Requirements: Copy each item below verbatim, keeping every line and its coordinates unchanged.

────

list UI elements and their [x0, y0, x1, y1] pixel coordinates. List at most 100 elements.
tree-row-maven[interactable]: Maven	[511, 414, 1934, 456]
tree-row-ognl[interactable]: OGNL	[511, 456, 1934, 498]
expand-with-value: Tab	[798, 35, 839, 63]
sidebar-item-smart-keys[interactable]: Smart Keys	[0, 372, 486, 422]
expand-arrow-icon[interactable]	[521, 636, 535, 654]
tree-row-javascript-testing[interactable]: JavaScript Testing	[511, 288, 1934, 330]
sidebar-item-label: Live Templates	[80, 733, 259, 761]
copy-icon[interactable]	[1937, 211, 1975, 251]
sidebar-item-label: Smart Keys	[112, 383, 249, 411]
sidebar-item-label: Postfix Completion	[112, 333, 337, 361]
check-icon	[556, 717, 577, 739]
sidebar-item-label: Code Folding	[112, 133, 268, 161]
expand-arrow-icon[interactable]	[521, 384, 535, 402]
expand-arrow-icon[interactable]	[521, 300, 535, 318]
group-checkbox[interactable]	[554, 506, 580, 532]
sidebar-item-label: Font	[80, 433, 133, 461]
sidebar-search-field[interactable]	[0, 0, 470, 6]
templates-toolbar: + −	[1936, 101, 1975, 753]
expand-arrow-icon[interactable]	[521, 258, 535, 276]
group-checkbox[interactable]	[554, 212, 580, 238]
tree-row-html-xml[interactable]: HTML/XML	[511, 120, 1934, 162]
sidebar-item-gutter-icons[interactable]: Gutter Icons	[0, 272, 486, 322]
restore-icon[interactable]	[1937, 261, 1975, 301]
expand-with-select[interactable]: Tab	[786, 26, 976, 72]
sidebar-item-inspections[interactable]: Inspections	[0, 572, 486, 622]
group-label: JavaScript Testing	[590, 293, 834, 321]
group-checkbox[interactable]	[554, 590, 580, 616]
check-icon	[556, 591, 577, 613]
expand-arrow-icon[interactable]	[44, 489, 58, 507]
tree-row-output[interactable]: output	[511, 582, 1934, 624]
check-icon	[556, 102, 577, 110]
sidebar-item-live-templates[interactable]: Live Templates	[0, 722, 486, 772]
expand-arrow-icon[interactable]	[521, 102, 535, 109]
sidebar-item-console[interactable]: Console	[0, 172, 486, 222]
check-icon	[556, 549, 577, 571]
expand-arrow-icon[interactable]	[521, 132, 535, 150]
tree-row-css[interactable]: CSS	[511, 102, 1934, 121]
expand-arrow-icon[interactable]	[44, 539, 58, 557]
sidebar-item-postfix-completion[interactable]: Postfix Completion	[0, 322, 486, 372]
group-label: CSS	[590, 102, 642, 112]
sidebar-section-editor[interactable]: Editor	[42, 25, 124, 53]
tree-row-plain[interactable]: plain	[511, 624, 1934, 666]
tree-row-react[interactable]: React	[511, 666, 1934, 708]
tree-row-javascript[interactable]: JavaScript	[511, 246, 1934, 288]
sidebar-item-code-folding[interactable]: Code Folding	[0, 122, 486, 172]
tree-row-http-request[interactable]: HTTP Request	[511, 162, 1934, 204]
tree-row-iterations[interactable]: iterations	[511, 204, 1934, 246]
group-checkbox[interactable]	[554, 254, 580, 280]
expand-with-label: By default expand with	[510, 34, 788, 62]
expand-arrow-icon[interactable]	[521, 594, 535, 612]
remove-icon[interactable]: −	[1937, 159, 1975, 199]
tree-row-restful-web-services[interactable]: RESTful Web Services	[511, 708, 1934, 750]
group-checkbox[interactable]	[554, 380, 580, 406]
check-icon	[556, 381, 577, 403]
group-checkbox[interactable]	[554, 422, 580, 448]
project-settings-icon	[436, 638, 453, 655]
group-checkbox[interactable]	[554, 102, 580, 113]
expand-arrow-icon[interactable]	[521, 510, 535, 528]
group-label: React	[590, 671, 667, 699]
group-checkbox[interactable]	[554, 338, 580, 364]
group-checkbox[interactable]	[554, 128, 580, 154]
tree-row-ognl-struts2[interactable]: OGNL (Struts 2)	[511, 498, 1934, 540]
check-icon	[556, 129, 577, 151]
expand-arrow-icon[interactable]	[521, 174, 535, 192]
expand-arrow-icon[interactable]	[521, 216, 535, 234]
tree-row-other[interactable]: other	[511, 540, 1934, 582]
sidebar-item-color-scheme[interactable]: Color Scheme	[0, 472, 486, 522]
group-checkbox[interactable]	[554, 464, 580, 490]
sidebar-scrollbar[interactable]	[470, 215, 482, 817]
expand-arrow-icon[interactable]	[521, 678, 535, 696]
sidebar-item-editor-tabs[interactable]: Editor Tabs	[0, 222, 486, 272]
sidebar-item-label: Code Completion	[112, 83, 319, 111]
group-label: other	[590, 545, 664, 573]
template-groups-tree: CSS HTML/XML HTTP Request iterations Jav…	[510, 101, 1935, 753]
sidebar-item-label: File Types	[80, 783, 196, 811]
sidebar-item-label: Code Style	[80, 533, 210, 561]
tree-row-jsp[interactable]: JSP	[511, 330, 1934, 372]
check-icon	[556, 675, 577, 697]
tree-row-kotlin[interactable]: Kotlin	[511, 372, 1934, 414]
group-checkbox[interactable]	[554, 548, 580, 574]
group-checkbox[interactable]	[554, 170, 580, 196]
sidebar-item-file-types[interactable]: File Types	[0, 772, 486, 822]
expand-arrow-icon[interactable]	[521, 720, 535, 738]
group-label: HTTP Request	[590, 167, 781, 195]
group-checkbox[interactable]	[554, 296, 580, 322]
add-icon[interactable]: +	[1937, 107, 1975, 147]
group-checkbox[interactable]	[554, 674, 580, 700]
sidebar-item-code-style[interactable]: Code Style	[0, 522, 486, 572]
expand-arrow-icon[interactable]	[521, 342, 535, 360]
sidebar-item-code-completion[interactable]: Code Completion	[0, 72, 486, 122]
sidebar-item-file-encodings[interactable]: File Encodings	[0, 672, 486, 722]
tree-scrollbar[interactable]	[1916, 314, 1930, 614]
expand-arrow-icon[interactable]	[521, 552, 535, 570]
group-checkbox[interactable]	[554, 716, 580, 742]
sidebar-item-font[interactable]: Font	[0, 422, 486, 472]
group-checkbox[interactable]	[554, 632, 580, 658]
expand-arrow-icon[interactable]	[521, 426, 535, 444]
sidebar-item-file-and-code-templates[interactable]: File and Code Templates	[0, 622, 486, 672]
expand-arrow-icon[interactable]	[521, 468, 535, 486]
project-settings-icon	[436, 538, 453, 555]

────

Worked solution:
list UI elements and their [x0, y0, x1, y1] pixel coordinates. List at most 100 elements.
tree-row-maven[interactable]: Maven	[511, 414, 1934, 456]
tree-row-ognl[interactable]: OGNL	[511, 456, 1934, 498]
expand-with-value: Tab	[798, 35, 839, 63]
sidebar-item-smart-keys[interactable]: Smart Keys	[0, 372, 486, 422]
expand-arrow-icon[interactable]	[521, 636, 535, 654]
tree-row-javascript-testing[interactable]: JavaScript Testing	[511, 288, 1934, 330]
sidebar-item-label: Live Templates	[80, 733, 259, 761]
copy-icon[interactable]	[1937, 211, 1975, 251]
sidebar-item-label: Smart Keys	[112, 383, 249, 411]
sidebar-item-label: Postfix Completion	[112, 333, 337, 361]
check-icon	[556, 717, 577, 739]
sidebar-item-label: Code Folding	[112, 133, 268, 161]
expand-arrow-icon[interactable]	[521, 384, 535, 402]
expand-arrow-icon[interactable]	[521, 300, 535, 318]
group-checkbox[interactable]	[554, 506, 580, 532]
sidebar-item-label: Font	[80, 433, 133, 461]
sidebar-search-field[interactable]	[0, 0, 470, 6]
templates-toolbar: + −	[1936, 101, 1975, 753]
expand-arrow-icon[interactable]	[521, 258, 535, 276]
group-checkbox[interactable]	[554, 212, 580, 238]
tree-row-html-xml[interactable]: HTML/XML	[511, 120, 1934, 162]
sidebar-item-gutter-icons[interactable]: Gutter Icons	[0, 272, 486, 322]
restore-icon[interactable]	[1937, 261, 1975, 301]
expand-with-select[interactable]: Tab	[786, 26, 976, 72]
sidebar-item-inspections[interactable]: Inspections	[0, 572, 486, 622]
group-label: JavaScript Testing	[590, 293, 834, 321]
group-checkbox[interactable]	[554, 590, 580, 616]
check-icon	[556, 591, 577, 613]
expand-arrow-icon[interactable]	[44, 489, 58, 507]
tree-row-output[interactable]: output	[511, 582, 1934, 624]
check-icon	[556, 102, 577, 110]
sidebar-item-live-templates[interactable]: Live Templates	[0, 722, 486, 772]
expand-arrow-icon[interactable]	[521, 102, 535, 109]
sidebar-item-console[interactable]: Console	[0, 172, 486, 222]
check-icon	[556, 549, 577, 571]
expand-arrow-icon[interactable]	[521, 132, 535, 150]
tree-row-css[interactable]: CSS	[511, 102, 1934, 121]
expand-arrow-icon[interactable]	[44, 539, 58, 557]
sidebar-item-postfix-completion[interactable]: Postfix Completion	[0, 322, 486, 372]
group-label: CSS	[590, 102, 642, 112]
sidebar-section-editor[interactable]: Editor	[42, 25, 124, 53]
tree-row-plain[interactable]: plain	[511, 624, 1934, 666]
tree-row-react[interactable]: React	[511, 666, 1934, 708]
tree-row-javascript[interactable]: JavaScript	[511, 246, 1934, 288]
sidebar-item-code-folding[interactable]: Code Folding	[0, 122, 486, 172]
tree-row-http-request[interactable]: HTTP Request	[511, 162, 1934, 204]
tree-row-iterations[interactable]: iterations	[511, 204, 1934, 246]
group-checkbox[interactable]	[554, 254, 580, 280]
expand-with-label: By default expand with	[510, 34, 788, 62]
expand-arrow-icon[interactable]	[521, 594, 535, 612]
remove-icon[interactable]: −	[1937, 159, 1975, 199]
tree-row-restful-web-services[interactable]: RESTful Web Services	[511, 708, 1934, 750]
group-checkbox[interactable]	[554, 380, 580, 406]
check-icon	[556, 381, 577, 403]
group-checkbox[interactable]	[554, 422, 580, 448]
project-settings-icon	[436, 638, 453, 655]
group-checkbox[interactable]	[554, 102, 580, 113]
expand-arrow-icon[interactable]	[521, 510, 535, 528]
group-label: React	[590, 671, 667, 699]
group-checkbox[interactable]	[554, 338, 580, 364]
group-checkbox[interactable]	[554, 128, 580, 154]
tree-row-ognl-struts2[interactable]: OGNL (Struts 2)	[511, 498, 1934, 540]
check-icon	[556, 129, 577, 151]
expand-arrow-icon[interactable]	[521, 174, 535, 192]
expand-arrow-icon[interactable]	[521, 216, 535, 234]
tree-row-other[interactable]: other	[511, 540, 1934, 582]
sidebar-item-color-scheme[interactable]: Color Scheme	[0, 472, 486, 522]
group-checkbox[interactable]	[554, 464, 580, 490]
sidebar-scrollbar[interactable]	[470, 215, 482, 817]
expand-arrow-icon[interactable]	[521, 678, 535, 696]
sidebar-item-editor-tabs[interactable]: Editor Tabs	[0, 222, 486, 272]
sidebar-item-label: Code Completion	[112, 83, 319, 111]
group-label: other	[590, 545, 664, 573]
template-groups-tree: CSS HTML/XML HTTP Request iterations Jav…	[510, 101, 1935, 753]
sidebar-item-label: File Types	[80, 783, 196, 811]
sidebar-item-label: Code Style	[80, 533, 210, 561]
tree-row-jsp[interactable]: JSP	[511, 330, 1934, 372]
check-icon	[556, 675, 577, 697]
tree-row-kotlin[interactable]: Kotlin	[511, 372, 1934, 414]
group-checkbox[interactable]	[554, 548, 580, 574]
group-checkbox[interactable]	[554, 170, 580, 196]
sidebar-item-file-types[interactable]: File Types	[0, 772, 486, 822]
expand-arrow-icon[interactable]	[521, 720, 535, 738]
group-label: HTTP Request	[590, 167, 781, 195]
group-checkbox[interactable]	[554, 296, 580, 322]
add-icon[interactable]: +	[1937, 107, 1975, 147]
group-checkbox[interactable]	[554, 674, 580, 700]
sidebar-item-code-style[interactable]: Code Style	[0, 522, 486, 572]
expand-arrow-icon[interactable]	[521, 342, 535, 360]
sidebar-item-code-completion[interactable]: Code Completion	[0, 72, 486, 122]
sidebar-item-file-encodings[interactable]: File Encodings	[0, 672, 486, 722]
tree-scrollbar[interactable]	[1916, 314, 1930, 614]
expand-arrow-icon[interactable]	[521, 552, 535, 570]
group-checkbox[interactable]	[554, 716, 580, 742]
sidebar-item-font[interactable]: Font	[0, 422, 486, 472]
group-checkbox[interactable]	[554, 632, 580, 658]
expand-arrow-icon[interactable]	[521, 426, 535, 444]
sidebar-item-file-and-code-templates[interactable]: File and Code Templates	[0, 622, 486, 672]
expand-arrow-icon[interactable]	[521, 468, 535, 486]
project-settings-icon	[436, 538, 453, 555]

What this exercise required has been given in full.